_Stated task_:
Exactly reproduce the lines that follow.

_Rows from a dataset_:
::::

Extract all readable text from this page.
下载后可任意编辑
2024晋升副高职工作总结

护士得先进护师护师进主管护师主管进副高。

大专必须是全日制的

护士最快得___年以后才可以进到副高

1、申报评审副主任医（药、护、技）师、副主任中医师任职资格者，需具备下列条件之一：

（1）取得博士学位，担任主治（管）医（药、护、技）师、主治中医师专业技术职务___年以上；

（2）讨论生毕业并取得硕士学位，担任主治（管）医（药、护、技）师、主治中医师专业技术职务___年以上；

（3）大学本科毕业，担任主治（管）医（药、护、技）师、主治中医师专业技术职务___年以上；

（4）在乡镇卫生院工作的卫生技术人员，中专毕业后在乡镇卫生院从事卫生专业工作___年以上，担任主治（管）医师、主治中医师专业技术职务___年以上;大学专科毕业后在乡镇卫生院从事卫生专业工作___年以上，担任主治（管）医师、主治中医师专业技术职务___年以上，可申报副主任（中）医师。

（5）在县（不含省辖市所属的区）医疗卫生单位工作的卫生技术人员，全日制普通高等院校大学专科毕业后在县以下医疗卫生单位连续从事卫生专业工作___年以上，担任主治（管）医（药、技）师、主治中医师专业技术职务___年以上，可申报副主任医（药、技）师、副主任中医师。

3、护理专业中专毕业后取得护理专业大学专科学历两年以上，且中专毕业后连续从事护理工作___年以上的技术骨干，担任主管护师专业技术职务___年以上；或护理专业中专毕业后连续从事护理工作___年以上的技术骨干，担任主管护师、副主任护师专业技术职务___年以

::::

_Right answer_:
Extract all readable text from this page.
下载后可任意编辑
2024晋升副高职工作总结

护士得先进护师护师进主管护师主管进副高。

大专必须是全日制的

护士最快得___年以后才可以进到副高

1、申报评审副主任医（药、护、技）师、副主任中医师任职资格者，需具备下列条件之一：

（1）取得博士学位，担任主治（管）医（药、护、技）师、主治中医师专业技术职务___年以上；

（2）讨论生毕业并取得硕士学位，担任主治（管）医（药、护、技）师、主治中医师专业技术职务___年以上；

（3）大学本科毕业，担任主治（管）医（药、护、技）师、主治中医师专业技术职务___年以上；

（4）在乡镇卫生院工作的卫生技术人员，中专毕业后在乡镇卫生院从事卫生专业工作___年以上，担任主治（管）医师、主治中医师专业技术职务___年以上;大学专科毕业后在乡镇卫生院从事卫生专业工作___年以上，担任主治（管）医师、主治中医师专业技术职务___年以上，可申报副主任（中）医师。

（5）在县（不含省辖市所属的区）医疗卫生单位工作的卫生技术人员，全日制普通高等院校大学专科毕业后在县以下医疗卫生单位连续从事卫生专业工作___年以上，担任主治（管）医（药、技）师、主治中医师专业技术职务___年以上，可申报副主任医（药、技）师、副主任中医师。

3、护理专业中专毕业后取得护理专业大学专科学历两年以上，且中专毕业后连续从事护理工作___年以上的技术骨干，担任主管护师专业技术职务___年以上；或护理专业中专毕业后连续从事护理工作___年以上的技术骨干，担任主管护师、副主任护师专业技术职务___年以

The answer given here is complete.